→ WHAT TO DO: Reproduce all lines of the listing below in which the word "axis" occurs.

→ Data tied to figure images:
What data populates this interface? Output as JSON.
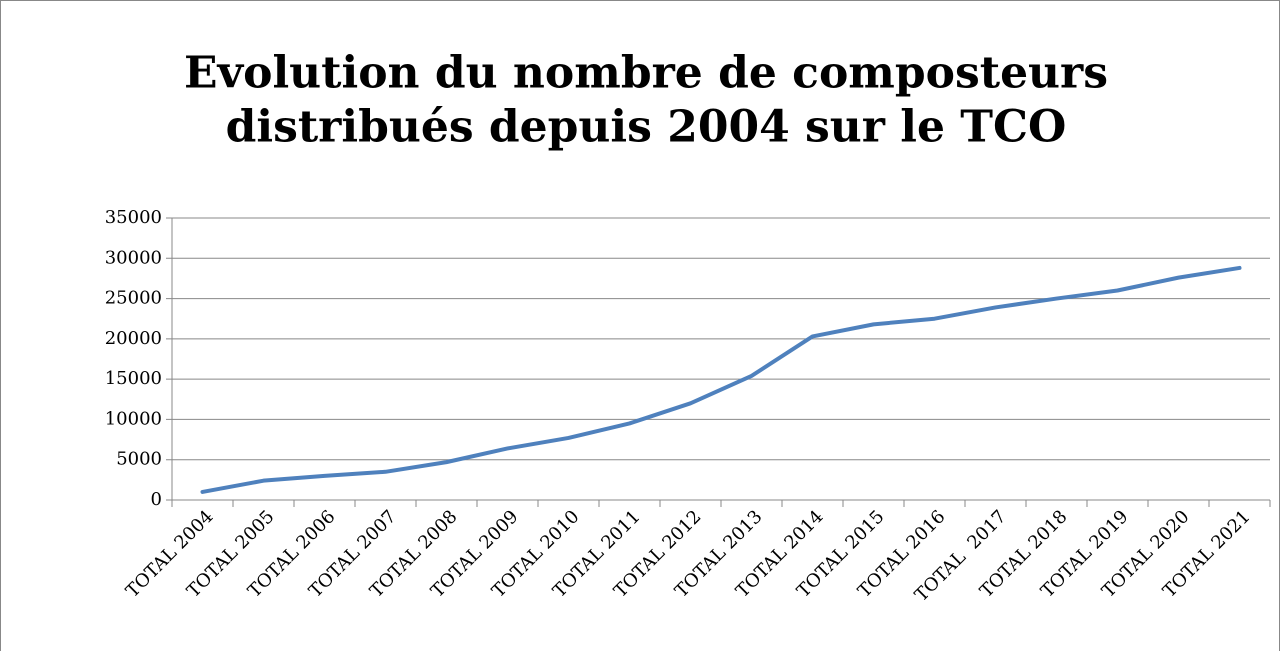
{
  "chart_data": {
    "type": "line",
    "title": [
      "Evolution du nombre de composteurs",
      "distribués depuis 2004 sur le TCO"
    ],
    "categories": [
      "TOTAL 2004",
      "TOTAL 2005",
      "TOTAL 2006",
      "TOTAL 2007",
      "TOTAL 2008",
      "TOTAL 2009",
      "TOTAL 2010",
      "TOTAL 2011",
      "TOTAL 2012",
      "TOTAL 2013",
      "TOTAL 2014",
      "TOTAL 2015",
      "TOTAL 2016",
      "TOTAL  2017",
      "TOTAL 2018",
      "TOTAL 2019",
      "TOTAL 2020",
      "TOTAL 2021"
    ],
    "values": [
      1000,
      2400,
      3000,
      3500,
      4700,
      6400,
      7700,
      9500,
      12000,
      15400,
      20300,
      21800,
      22500,
      23900,
      25000,
      26000,
      27600,
      28800
    ],
    "color": "#4f81bd",
    "ylim": [
      0,
      35000
    ],
    "yticks": [
      0,
      5000,
      10000,
      15000,
      20000,
      25000,
      30000,
      35000
    ],
    "grid": true
  }
}
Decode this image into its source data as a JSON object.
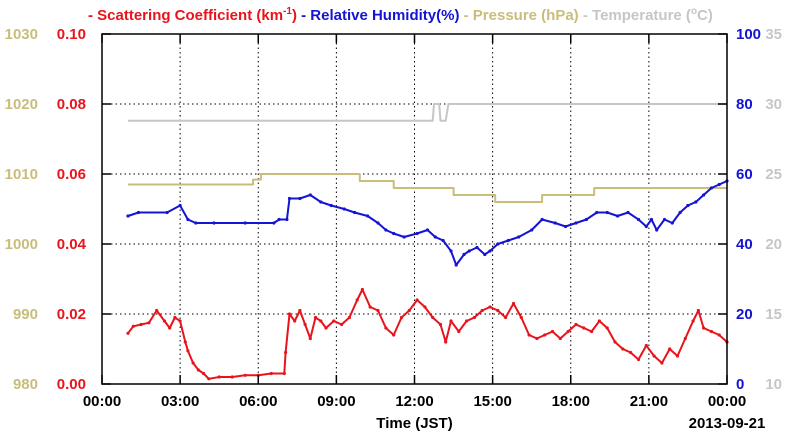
{
  "chart_data": {
    "type": "line",
    "legend": [
      {
        "text": "- Scattering Coefficient (km",
        "sup": "-1",
        "tail": ")",
        "color": "#e8141c"
      },
      {
        "text": "- Relative Humidity(%)",
        "color": "#1414d2"
      },
      {
        "text": "- Pressure (hPa)",
        "color": "#c9bd7c"
      },
      {
        "text": "- Temperature (",
        "sup": "o",
        "tail": "C)",
        "color": "#c6c6c6"
      }
    ],
    "xlabel": "Time (JST)",
    "date_label": "2013-09-21",
    "x_ticks": [
      "00:00",
      "03:00",
      "06:00",
      "09:00",
      "12:00",
      "15:00",
      "18:00",
      "21:00",
      "00:00"
    ],
    "xlim_hours": [
      0,
      24
    ],
    "axes": {
      "pressure": {
        "ticks": [
          "1030",
          "1020",
          "1010",
          "1000",
          "990",
          "980"
        ],
        "ylim": [
          980,
          1030
        ],
        "color": "#c9bd7c"
      },
      "scattering": {
        "ticks": [
          "0.10",
          "0.08",
          "0.06",
          "0.04",
          "0.02",
          "0.00"
        ],
        "ylim": [
          0,
          0.1
        ],
        "color": "#e8141c"
      },
      "humidity": {
        "ticks": [
          "100",
          "80",
          "60",
          "40",
          "20",
          "0"
        ],
        "ylim": [
          0,
          100
        ],
        "color": "#1414d2"
      },
      "temperature": {
        "ticks": [
          "35",
          "30",
          "25",
          "20",
          "15",
          "10"
        ],
        "ylim": [
          10,
          35
        ],
        "color": "#c6c6c6"
      }
    },
    "grid": true,
    "series": [
      {
        "key": "temperature",
        "axis": "temperature",
        "color": "#c6c6c6",
        "points": [
          [
            1.0,
            28.8
          ],
          [
            12.7,
            28.8
          ],
          [
            12.75,
            30.0
          ],
          [
            12.95,
            30.0
          ],
          [
            13.0,
            28.8
          ],
          [
            13.2,
            28.8
          ],
          [
            13.3,
            30.0
          ],
          [
            24.0,
            30.0
          ]
        ]
      },
      {
        "key": "pressure",
        "axis": "pressure",
        "color": "#c9bd7c",
        "points": [
          [
            1.0,
            1008.5
          ],
          [
            5.8,
            1008.5
          ],
          [
            5.8,
            1009.2
          ],
          [
            6.1,
            1009.2
          ],
          [
            6.1,
            1010
          ],
          [
            9.9,
            1010
          ],
          [
            9.9,
            1009
          ],
          [
            11.2,
            1009
          ],
          [
            11.2,
            1008
          ],
          [
            13.5,
            1008
          ],
          [
            13.5,
            1007
          ],
          [
            15.1,
            1007
          ],
          [
            15.1,
            1006
          ],
          [
            16.9,
            1006
          ],
          [
            16.9,
            1007
          ],
          [
            18.9,
            1007
          ],
          [
            18.9,
            1008
          ],
          [
            24.0,
            1008
          ]
        ]
      },
      {
        "key": "humidity",
        "axis": "humidity",
        "color": "#1414d2",
        "points": [
          [
            1.0,
            48
          ],
          [
            1.4,
            49
          ],
          [
            2.5,
            49
          ],
          [
            3.0,
            51
          ],
          [
            3.3,
            47
          ],
          [
            3.6,
            46
          ],
          [
            4.3,
            46
          ],
          [
            5.5,
            46
          ],
          [
            6.6,
            46
          ],
          [
            6.8,
            47
          ],
          [
            7.1,
            47
          ],
          [
            7.2,
            53
          ],
          [
            7.6,
            53
          ],
          [
            8.0,
            54
          ],
          [
            8.4,
            52
          ],
          [
            8.8,
            51
          ],
          [
            9.3,
            50
          ],
          [
            9.7,
            49
          ],
          [
            10.2,
            48
          ],
          [
            10.6,
            46
          ],
          [
            10.9,
            44
          ],
          [
            11.2,
            43
          ],
          [
            11.6,
            42
          ],
          [
            12.1,
            43
          ],
          [
            12.5,
            44
          ],
          [
            12.8,
            42
          ],
          [
            13.1,
            41
          ],
          [
            13.4,
            38
          ],
          [
            13.6,
            34
          ],
          [
            13.9,
            37
          ],
          [
            14.1,
            38
          ],
          [
            14.4,
            39
          ],
          [
            14.7,
            37
          ],
          [
            14.9,
            38
          ],
          [
            15.2,
            40
          ],
          [
            15.6,
            41
          ],
          [
            16.0,
            42
          ],
          [
            16.5,
            44
          ],
          [
            16.9,
            47
          ],
          [
            17.4,
            46
          ],
          [
            17.8,
            45
          ],
          [
            18.2,
            46
          ],
          [
            18.6,
            47
          ],
          [
            19.0,
            49
          ],
          [
            19.4,
            49
          ],
          [
            19.8,
            48
          ],
          [
            20.2,
            49
          ],
          [
            20.6,
            47
          ],
          [
            20.9,
            45
          ],
          [
            21.1,
            47
          ],
          [
            21.3,
            44
          ],
          [
            21.6,
            47
          ],
          [
            21.9,
            46
          ],
          [
            22.2,
            49
          ],
          [
            22.5,
            51
          ],
          [
            22.8,
            52
          ],
          [
            23.1,
            54
          ],
          [
            23.4,
            56
          ],
          [
            23.7,
            57
          ],
          [
            24.0,
            58
          ]
        ]
      },
      {
        "key": "scattering",
        "axis": "scattering",
        "color": "#e8141c",
        "points": [
          [
            1.0,
            0.0145
          ],
          [
            1.2,
            0.0165
          ],
          [
            1.5,
            0.017
          ],
          [
            1.8,
            0.0175
          ],
          [
            2.1,
            0.021
          ],
          [
            2.4,
            0.018
          ],
          [
            2.6,
            0.016
          ],
          [
            2.8,
            0.019
          ],
          [
            3.0,
            0.018
          ],
          [
            3.2,
            0.012
          ],
          [
            3.3,
            0.0095
          ],
          [
            3.5,
            0.006
          ],
          [
            3.7,
            0.004
          ],
          [
            3.9,
            0.003
          ],
          [
            4.1,
            0.0015
          ],
          [
            4.5,
            0.002
          ],
          [
            5.0,
            0.002
          ],
          [
            5.5,
            0.0025
          ],
          [
            6.0,
            0.0025
          ],
          [
            6.5,
            0.003
          ],
          [
            7.0,
            0.003
          ],
          [
            7.05,
            0.009
          ],
          [
            7.2,
            0.02
          ],
          [
            7.4,
            0.018
          ],
          [
            7.6,
            0.021
          ],
          [
            7.8,
            0.017
          ],
          [
            8.0,
            0.013
          ],
          [
            8.2,
            0.019
          ],
          [
            8.4,
            0.018
          ],
          [
            8.6,
            0.016
          ],
          [
            8.9,
            0.018
          ],
          [
            9.2,
            0.017
          ],
          [
            9.5,
            0.019
          ],
          [
            9.8,
            0.024
          ],
          [
            10.0,
            0.027
          ],
          [
            10.3,
            0.022
          ],
          [
            10.6,
            0.021
          ],
          [
            10.9,
            0.016
          ],
          [
            11.2,
            0.014
          ],
          [
            11.5,
            0.019
          ],
          [
            11.8,
            0.021
          ],
          [
            12.1,
            0.024
          ],
          [
            12.4,
            0.022
          ],
          [
            12.7,
            0.019
          ],
          [
            13.0,
            0.017
          ],
          [
            13.2,
            0.012
          ],
          [
            13.4,
            0.018
          ],
          [
            13.7,
            0.015
          ],
          [
            14.0,
            0.018
          ],
          [
            14.3,
            0.019
          ],
          [
            14.6,
            0.021
          ],
          [
            14.9,
            0.022
          ],
          [
            15.2,
            0.021
          ],
          [
            15.5,
            0.019
          ],
          [
            15.8,
            0.023
          ],
          [
            16.1,
            0.019
          ],
          [
            16.4,
            0.014
          ],
          [
            16.7,
            0.013
          ],
          [
            17.0,
            0.014
          ],
          [
            17.3,
            0.015
          ],
          [
            17.6,
            0.013
          ],
          [
            17.9,
            0.015
          ],
          [
            18.2,
            0.017
          ],
          [
            18.5,
            0.016
          ],
          [
            18.8,
            0.015
          ],
          [
            19.1,
            0.018
          ],
          [
            19.4,
            0.016
          ],
          [
            19.7,
            0.012
          ],
          [
            20.0,
            0.01
          ],
          [
            20.3,
            0.009
          ],
          [
            20.6,
            0.007
          ],
          [
            20.9,
            0.011
          ],
          [
            21.2,
            0.008
          ],
          [
            21.5,
            0.006
          ],
          [
            21.8,
            0.01
          ],
          [
            22.1,
            0.008
          ],
          [
            22.4,
            0.013
          ],
          [
            22.7,
            0.018
          ],
          [
            22.9,
            0.021
          ],
          [
            23.1,
            0.016
          ],
          [
            23.4,
            0.015
          ],
          [
            23.7,
            0.014
          ],
          [
            24.0,
            0.012
          ]
        ]
      }
    ]
  }
}
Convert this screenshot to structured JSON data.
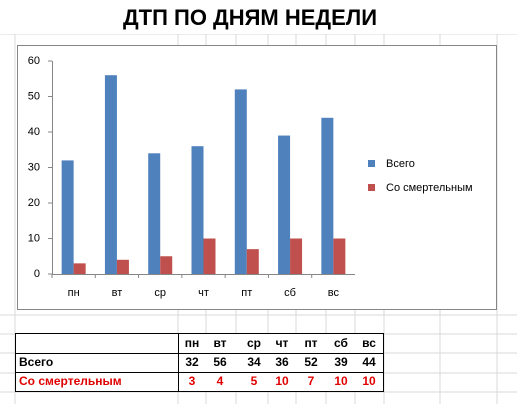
{
  "chart_data": {
    "type": "bar",
    "title": "ДТП ПО ДНЯМ НЕДЕЛИ",
    "categories": [
      "пн",
      "вт",
      "ср",
      "чт",
      "пт",
      "сб",
      "вс"
    ],
    "series": [
      {
        "name": "Всего",
        "color": "#4f81bd",
        "values": [
          32,
          56,
          34,
          36,
          52,
          39,
          44
        ]
      },
      {
        "name": "Со смертельным",
        "color": "#c0504d",
        "values": [
          3,
          4,
          5,
          10,
          7,
          10,
          10
        ]
      }
    ],
    "ylim": [
      0,
      60
    ],
    "yticks": [
      0,
      10,
      20,
      30,
      40,
      50,
      60
    ],
    "grid": false,
    "legend": "right"
  }
}
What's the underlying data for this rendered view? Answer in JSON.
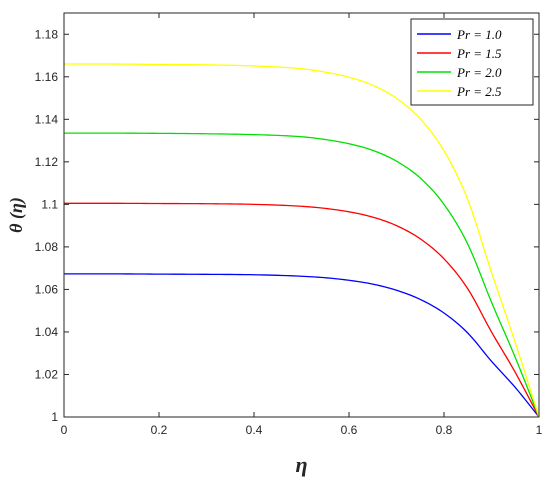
{
  "chart_data": {
    "type": "line",
    "xlabel": "η",
    "ylabel": "θ (η)",
    "xlim": [
      0,
      1
    ],
    "ylim": [
      1,
      1.19
    ],
    "xticks": [
      0,
      0.2,
      0.4,
      0.6,
      0.8,
      1
    ],
    "xtick_labels": [
      "0",
      "0.2",
      "0.4",
      "0.6",
      "0.8",
      "1"
    ],
    "yticks": [
      1,
      1.02,
      1.04,
      1.06,
      1.08,
      1.1,
      1.12,
      1.14,
      1.16,
      1.18
    ],
    "ytick_labels": [
      "1",
      "1.02",
      "1.04",
      "1.06",
      "1.08",
      "1.1",
      "1.12",
      "1.14",
      "1.16",
      "1.18"
    ],
    "grid": false,
    "legend_position": "top-right",
    "x": [
      0,
      0.1,
      0.2,
      0.3,
      0.4,
      0.5,
      0.55,
      0.6,
      0.65,
      0.7,
      0.75,
      0.8,
      0.85,
      0.9,
      0.95,
      1.0
    ],
    "series": [
      {
        "name": "Pr = 1.0",
        "color": "#0000ff",
        "values": [
          1.0673,
          1.0673,
          1.0672,
          1.0671,
          1.0669,
          1.0662,
          1.0655,
          1.0643,
          1.0625,
          1.0596,
          1.0553,
          1.0489,
          1.0395,
          1.0262,
          1.0139,
          1.0
        ]
      },
      {
        "name": "Pr = 1.5",
        "color": "#ff0000",
        "values": [
          1.1005,
          1.1005,
          1.1004,
          1.1003,
          1.1,
          1.0991,
          1.0981,
          1.0965,
          1.094,
          1.09,
          1.0838,
          1.0744,
          1.0603,
          1.04,
          1.021,
          1.0
        ]
      },
      {
        "name": "Pr = 2.0",
        "color": "#00e000",
        "values": [
          1.1335,
          1.1335,
          1.1334,
          1.1332,
          1.1328,
          1.1318,
          1.1305,
          1.1285,
          1.1254,
          1.1203,
          1.1124,
          1.1,
          1.0813,
          1.054,
          1.028,
          1.0
        ]
      },
      {
        "name": "Pr = 2.5",
        "color": "#ffff00",
        "values": [
          1.166,
          1.166,
          1.1658,
          1.1656,
          1.1651,
          1.1638,
          1.1622,
          1.1598,
          1.156,
          1.1499,
          1.1402,
          1.1252,
          1.1022,
          1.068,
          1.035,
          1.0
        ]
      }
    ]
  }
}
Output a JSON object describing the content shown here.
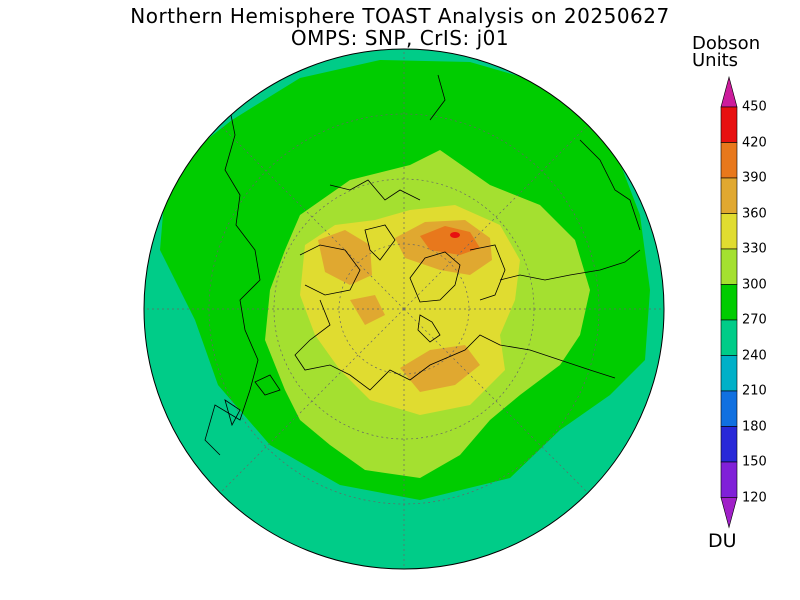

→ RESPONSE TO THIS EXERCISE:
        "axis": "temperature",
        "axis": "pressure",
        "axis": "humidity",
        "axis": "scattering",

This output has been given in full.